• **Liste des tâches**
A - Citez le passage de l'extrait à lire compris entre « Après un premier » et « avoir été emballée! », bornes incluses.
B - Répondez d'après l'extrait à lire :
(i) Quel livre correspond au premier rendez-vous réussi évoqué au début ?
(ii) À quel écrivain Clarinette compare-t-elle Dubois ?
(iii) En quelle année Une Vie française a-t-il paru ?
C - Rédigez la suite de l'extrait à lire consacré au roman Une Vie française, à partir de sa dernière ligne.

• **Extrait à lire**
Après un premier rendez-vous réussi (Vous plaisantez, monsieur Tanner, dans un style beaucoup plus léger), cette deuxième rencontre m'a malheureusement un peu ennuyée et je ne suis pas sûre qu'il y en aura une troisième, même si je reconnais à M. Dubois des qualités d'écriture indéniables.


Les billets de Jules (qui a aimé l'écriture et l'aspect presque biographique du roman), de Sylvie (qui contrairement à moi s'est identifiée aux personnages), de Cécile (qui a trouvé que les défauts du personnage le rendaient attachant), de Cryssilda (qui s'est sentie vraiment française!), de Clarinette (qui compare Dubois à John Irving!), de Pascal (qui l'a trouvé fort et lucide, tendre et émouvant)... Décidément, je suis la seule à ne pas avoir été emballée!


Une Vie française de Jean-Paul Dubois, Éditions de l'Olivier/Le Seuil, 2004, 357 p.

• **Entrées de données stockées**

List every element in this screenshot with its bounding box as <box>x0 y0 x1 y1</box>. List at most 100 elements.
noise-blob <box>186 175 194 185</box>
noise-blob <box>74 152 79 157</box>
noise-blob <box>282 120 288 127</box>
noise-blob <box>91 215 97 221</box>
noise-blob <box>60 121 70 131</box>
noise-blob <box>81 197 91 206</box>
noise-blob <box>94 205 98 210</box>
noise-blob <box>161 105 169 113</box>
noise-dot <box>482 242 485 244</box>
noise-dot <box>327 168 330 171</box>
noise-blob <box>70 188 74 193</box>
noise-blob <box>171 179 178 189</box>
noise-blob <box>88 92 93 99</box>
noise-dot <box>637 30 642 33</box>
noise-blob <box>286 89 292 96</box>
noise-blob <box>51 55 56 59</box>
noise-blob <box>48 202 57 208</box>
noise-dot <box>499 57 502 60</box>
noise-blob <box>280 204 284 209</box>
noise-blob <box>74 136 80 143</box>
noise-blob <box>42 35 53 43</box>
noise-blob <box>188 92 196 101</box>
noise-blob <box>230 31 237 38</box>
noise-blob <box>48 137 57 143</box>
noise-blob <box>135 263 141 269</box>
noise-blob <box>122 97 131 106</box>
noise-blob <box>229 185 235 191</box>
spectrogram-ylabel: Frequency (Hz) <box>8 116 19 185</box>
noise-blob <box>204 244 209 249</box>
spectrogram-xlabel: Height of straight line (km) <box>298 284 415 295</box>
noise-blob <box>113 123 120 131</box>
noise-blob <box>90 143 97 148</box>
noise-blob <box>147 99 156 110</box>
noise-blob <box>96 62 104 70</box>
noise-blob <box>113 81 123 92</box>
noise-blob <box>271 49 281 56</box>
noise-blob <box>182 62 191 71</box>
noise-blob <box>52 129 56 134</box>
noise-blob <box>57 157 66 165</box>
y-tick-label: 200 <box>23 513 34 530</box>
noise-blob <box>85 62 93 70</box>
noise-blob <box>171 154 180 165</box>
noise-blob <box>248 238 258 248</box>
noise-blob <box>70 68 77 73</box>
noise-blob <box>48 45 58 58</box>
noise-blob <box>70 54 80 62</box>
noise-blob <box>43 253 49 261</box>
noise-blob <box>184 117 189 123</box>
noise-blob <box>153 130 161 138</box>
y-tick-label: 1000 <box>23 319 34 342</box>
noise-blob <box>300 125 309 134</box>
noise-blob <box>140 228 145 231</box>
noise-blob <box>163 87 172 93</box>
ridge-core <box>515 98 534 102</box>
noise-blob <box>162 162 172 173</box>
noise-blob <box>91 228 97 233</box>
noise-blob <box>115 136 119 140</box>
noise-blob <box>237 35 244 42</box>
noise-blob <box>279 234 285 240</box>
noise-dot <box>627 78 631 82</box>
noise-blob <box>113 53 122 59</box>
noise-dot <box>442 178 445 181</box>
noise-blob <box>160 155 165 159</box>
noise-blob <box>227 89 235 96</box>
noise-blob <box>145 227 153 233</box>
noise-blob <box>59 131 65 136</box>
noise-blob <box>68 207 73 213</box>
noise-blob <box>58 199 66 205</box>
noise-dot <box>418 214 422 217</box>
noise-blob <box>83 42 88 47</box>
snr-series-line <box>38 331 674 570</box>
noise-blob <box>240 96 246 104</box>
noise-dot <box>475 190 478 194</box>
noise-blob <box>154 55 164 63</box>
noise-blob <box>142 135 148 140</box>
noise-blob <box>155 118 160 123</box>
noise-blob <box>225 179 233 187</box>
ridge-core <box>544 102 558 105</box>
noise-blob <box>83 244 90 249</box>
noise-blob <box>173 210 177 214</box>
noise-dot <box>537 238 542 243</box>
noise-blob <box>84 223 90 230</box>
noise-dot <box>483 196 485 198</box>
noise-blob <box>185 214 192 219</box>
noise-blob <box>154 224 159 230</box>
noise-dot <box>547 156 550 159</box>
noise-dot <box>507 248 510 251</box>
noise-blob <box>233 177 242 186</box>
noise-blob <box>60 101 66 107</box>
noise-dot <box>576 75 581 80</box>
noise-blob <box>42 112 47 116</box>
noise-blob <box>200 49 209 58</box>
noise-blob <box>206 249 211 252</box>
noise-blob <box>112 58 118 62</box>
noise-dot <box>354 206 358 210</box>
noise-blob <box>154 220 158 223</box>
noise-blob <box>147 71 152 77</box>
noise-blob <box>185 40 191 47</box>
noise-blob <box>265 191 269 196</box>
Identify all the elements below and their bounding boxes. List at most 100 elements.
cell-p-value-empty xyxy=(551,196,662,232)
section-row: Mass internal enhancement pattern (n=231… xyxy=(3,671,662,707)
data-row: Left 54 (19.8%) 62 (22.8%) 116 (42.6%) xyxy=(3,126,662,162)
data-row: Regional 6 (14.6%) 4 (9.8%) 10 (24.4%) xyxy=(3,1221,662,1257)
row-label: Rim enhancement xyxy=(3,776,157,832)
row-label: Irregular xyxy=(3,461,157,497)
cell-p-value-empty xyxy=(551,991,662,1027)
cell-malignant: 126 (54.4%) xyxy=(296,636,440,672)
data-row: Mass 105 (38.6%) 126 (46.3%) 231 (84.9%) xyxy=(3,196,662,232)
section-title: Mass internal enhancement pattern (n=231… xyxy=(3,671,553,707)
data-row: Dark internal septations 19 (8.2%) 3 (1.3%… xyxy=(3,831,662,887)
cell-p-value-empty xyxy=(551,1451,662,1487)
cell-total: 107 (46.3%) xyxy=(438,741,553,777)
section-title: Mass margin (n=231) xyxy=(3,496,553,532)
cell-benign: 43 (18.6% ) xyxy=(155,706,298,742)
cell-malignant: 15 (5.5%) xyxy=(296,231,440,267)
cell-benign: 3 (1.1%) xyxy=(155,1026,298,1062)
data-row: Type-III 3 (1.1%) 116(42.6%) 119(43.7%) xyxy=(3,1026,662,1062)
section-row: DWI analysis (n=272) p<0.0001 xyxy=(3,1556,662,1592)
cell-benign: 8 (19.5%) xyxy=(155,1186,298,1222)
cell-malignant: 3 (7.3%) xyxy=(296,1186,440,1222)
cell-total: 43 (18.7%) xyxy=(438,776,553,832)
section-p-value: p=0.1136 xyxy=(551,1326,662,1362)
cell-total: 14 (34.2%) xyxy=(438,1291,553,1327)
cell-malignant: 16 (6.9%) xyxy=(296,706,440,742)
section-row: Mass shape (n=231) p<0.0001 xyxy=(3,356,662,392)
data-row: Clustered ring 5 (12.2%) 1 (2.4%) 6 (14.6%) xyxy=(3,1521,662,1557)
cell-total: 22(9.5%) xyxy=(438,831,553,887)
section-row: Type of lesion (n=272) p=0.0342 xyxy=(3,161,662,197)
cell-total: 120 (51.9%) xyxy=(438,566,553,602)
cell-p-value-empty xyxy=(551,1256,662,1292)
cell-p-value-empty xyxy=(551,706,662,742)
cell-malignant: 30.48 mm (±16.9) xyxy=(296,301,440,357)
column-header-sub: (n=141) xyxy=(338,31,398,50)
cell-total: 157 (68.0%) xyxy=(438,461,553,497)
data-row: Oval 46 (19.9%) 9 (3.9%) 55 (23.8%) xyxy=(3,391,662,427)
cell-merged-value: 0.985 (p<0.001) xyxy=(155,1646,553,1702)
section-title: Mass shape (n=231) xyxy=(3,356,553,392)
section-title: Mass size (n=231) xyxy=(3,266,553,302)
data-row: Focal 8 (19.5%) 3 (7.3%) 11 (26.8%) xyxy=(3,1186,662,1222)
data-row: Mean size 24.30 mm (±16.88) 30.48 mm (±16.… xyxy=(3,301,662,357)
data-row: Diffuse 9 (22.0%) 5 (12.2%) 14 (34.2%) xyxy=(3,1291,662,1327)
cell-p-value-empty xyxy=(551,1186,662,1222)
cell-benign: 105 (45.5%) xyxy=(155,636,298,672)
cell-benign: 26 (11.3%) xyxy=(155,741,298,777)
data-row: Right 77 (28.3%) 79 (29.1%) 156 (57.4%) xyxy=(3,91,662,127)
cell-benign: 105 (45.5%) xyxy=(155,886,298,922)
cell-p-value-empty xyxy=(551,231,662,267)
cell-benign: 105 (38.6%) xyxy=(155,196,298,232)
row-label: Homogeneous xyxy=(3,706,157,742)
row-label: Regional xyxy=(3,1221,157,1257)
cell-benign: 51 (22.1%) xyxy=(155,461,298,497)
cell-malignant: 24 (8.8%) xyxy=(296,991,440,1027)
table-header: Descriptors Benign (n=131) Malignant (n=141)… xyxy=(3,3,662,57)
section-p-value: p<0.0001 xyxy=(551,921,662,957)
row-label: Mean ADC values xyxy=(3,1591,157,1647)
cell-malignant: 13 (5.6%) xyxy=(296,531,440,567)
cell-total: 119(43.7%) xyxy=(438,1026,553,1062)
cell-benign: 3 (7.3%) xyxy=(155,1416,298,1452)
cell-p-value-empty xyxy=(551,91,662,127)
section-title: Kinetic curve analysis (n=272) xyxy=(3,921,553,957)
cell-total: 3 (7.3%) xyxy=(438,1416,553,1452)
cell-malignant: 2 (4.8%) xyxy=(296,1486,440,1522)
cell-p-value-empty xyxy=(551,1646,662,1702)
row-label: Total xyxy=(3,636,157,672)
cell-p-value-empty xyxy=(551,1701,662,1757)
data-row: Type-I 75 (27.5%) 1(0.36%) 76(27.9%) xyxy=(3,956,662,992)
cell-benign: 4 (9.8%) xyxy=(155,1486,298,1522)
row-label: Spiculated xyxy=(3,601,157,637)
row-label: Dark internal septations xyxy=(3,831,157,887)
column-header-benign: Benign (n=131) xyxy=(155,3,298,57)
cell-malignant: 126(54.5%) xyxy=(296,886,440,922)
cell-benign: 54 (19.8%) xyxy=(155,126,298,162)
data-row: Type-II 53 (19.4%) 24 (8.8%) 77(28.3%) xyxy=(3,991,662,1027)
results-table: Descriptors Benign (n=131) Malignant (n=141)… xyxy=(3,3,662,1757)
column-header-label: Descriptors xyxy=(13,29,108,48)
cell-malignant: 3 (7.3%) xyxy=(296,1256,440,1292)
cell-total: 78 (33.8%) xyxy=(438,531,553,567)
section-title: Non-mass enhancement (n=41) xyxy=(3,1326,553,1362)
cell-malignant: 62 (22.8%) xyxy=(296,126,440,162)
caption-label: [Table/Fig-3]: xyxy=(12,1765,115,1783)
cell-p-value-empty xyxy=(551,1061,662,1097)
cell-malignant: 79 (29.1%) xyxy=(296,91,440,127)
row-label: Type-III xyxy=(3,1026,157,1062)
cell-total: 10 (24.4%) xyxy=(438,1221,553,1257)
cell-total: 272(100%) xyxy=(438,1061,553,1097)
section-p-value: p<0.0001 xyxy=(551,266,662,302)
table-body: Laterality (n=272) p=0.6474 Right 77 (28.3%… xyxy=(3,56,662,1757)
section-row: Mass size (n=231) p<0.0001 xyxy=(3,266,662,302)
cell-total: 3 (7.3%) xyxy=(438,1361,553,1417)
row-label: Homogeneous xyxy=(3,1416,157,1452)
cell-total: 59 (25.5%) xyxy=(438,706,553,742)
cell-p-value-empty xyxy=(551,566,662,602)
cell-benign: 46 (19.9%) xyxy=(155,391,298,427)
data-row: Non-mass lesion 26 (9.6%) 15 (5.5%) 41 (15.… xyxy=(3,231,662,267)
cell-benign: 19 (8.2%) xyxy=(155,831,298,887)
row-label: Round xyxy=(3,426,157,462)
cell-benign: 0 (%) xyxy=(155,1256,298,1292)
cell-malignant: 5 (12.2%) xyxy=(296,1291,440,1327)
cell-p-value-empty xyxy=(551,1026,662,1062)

• **Résultats de l'exercice**
A -
Après un premier rendez-vous réussi (Vous plaisantez, monsieur Tanner, dans un style beaucoup plus léger), cette deuxième rencontre m'a malheureusement un peu ennuyée et je ne suis pas sûre qu'il y en aura une troisième, même si je reconnais à M. Dubois des qualités d'écriture indéniables.


Les billets de Jules (qui a aimé l'écriture et l'aspect presque biographique du roman), de Sylvie (qui contrairement à moi s'est identifiée aux personnages), de Cécile (qui a trouvé que les défauts du personnage le rendaient attachant), de Cryssilda (qui s'est sentie vraiment française!), de Clarinette (qui compare Dubois à John Irving!), de Pascal (qui l'a trouvé fort et lucide, tendre et émouvant)... Décidément, je suis la seule à ne pas avoir été emballée!

B -
(i) Vous plaisantez, monsieur Tanner
(ii) John Irving
(iii) 2004

C -
04 janvier 2010

Si c'est un homme

Vu son sujet, les mémoires d'un prisonnier italien juif survivant d'Auschwitz, je pensais que ce livre serait une lecture très pénible. Mais heureusement, Levi nous raconte la vie au camp de concentration d'une façon très factuelle, presque scientifique, avec parfois même une touche d'humour. Et la curiosité scientifique se joint à la compassion qu'on ressent pour ces pauvres êtres, car le camp devient un extraordinaire laboratoire d'étude de la nature humaine (je sais que cela a l'air terriblement froid et cynique de dire cela, mais c'est Levi qui le dit, c'est pourquoi je me permets de le répéter). De plus, on sent qu'il a avant tout voulu porter un témoignage, et non inspirer la pitié ou attiser la haine.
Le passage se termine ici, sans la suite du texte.